# WRITTEN TASK:
Copy every line that contains the string "name" from the entries below.

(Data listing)
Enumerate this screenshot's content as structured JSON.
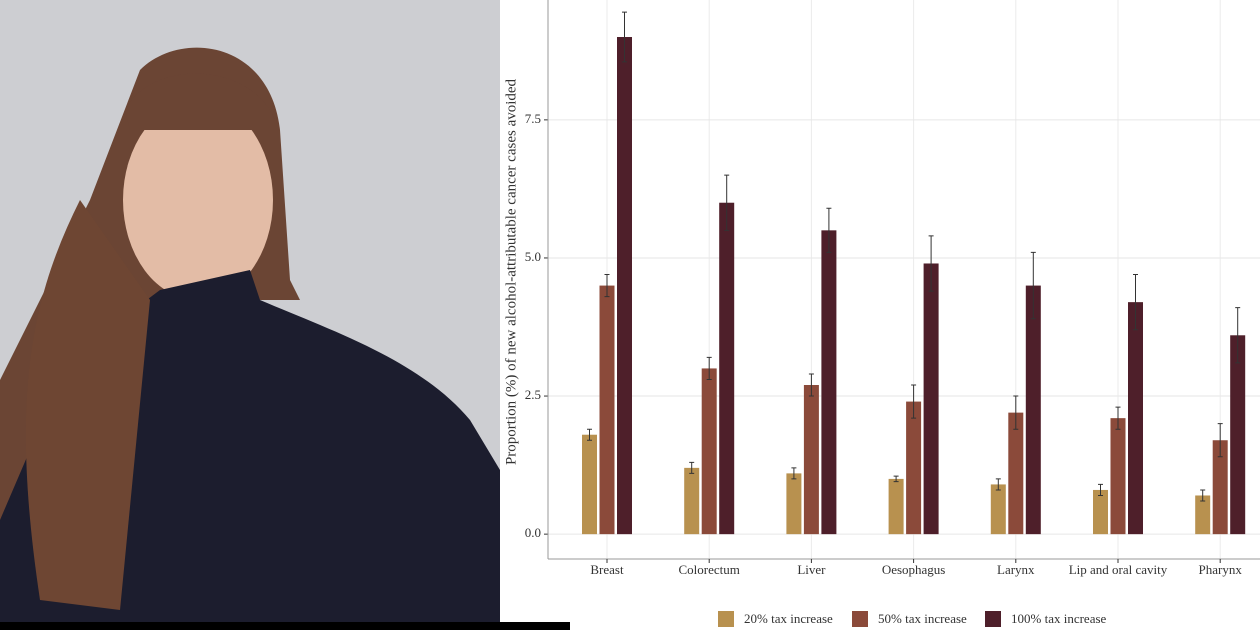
{
  "chart_data": {
    "type": "bar",
    "ylabel": "Proportion (%) of new alcohol-attributable cancer cases avoided",
    "categories": [
      "Breast",
      "Colorectum",
      "Liver",
      "Oesophagus",
      "Larynx",
      "Lip and oral cavity",
      "Pharynx"
    ],
    "series": [
      {
        "name": "20% tax increase",
        "color": "#b8914f",
        "values": [
          1.8,
          1.2,
          1.1,
          1.0,
          0.9,
          0.8,
          0.7
        ],
        "errors": [
          0.1,
          0.1,
          0.1,
          0.05,
          0.1,
          0.1,
          0.1
        ]
      },
      {
        "name": "50% tax increase",
        "color": "#8b4a3a",
        "values": [
          4.5,
          3.0,
          2.7,
          2.4,
          2.2,
          2.1,
          1.7
        ],
        "errors": [
          0.2,
          0.2,
          0.2,
          0.3,
          0.3,
          0.2,
          0.3
        ]
      },
      {
        "name": "100% tax increase",
        "color": "#4e1f2a",
        "values": [
          9.0,
          6.0,
          5.5,
          4.9,
          4.5,
          4.2,
          3.6
        ],
        "errors": [
          0.45,
          0.5,
          0.4,
          0.5,
          0.6,
          0.5,
          0.5
        ]
      }
    ],
    "ylim": [
      -0.45,
      9.67
    ],
    "yticks": [
      {
        "value": 0,
        "label": "0.0"
      },
      2.5,
      {
        "value": 5,
        "label": "5.0"
      },
      7.5
    ],
    "grid": true,
    "legend": "bottom"
  }
}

# ANSWER FOR THIS EXERCISE:
        "name": "20% tax increase",
        "name": "50% tax increase",
        "name": "100% tax increase",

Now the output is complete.